▶ Aim of the exercise: Select, from the material below, each line with "Revolutionary" in it.

▶ Given data:
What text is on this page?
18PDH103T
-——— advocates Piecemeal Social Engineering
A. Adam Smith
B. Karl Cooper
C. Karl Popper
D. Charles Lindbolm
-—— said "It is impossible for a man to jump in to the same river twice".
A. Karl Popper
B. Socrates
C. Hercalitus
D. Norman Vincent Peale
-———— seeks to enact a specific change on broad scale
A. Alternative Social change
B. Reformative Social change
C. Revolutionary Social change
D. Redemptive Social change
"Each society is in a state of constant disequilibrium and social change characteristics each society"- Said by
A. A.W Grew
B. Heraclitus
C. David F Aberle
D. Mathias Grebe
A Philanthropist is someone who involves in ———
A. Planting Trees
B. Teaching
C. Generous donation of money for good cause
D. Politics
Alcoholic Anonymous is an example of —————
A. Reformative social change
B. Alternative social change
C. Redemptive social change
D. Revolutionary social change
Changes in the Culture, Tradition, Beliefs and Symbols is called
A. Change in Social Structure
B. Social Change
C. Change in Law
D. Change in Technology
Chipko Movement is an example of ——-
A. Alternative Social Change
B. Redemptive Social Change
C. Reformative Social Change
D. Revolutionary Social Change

▶ Completed exercise:
C. Revolutionary Social change
D. Revolutionary social change
D. Revolutionary Social Change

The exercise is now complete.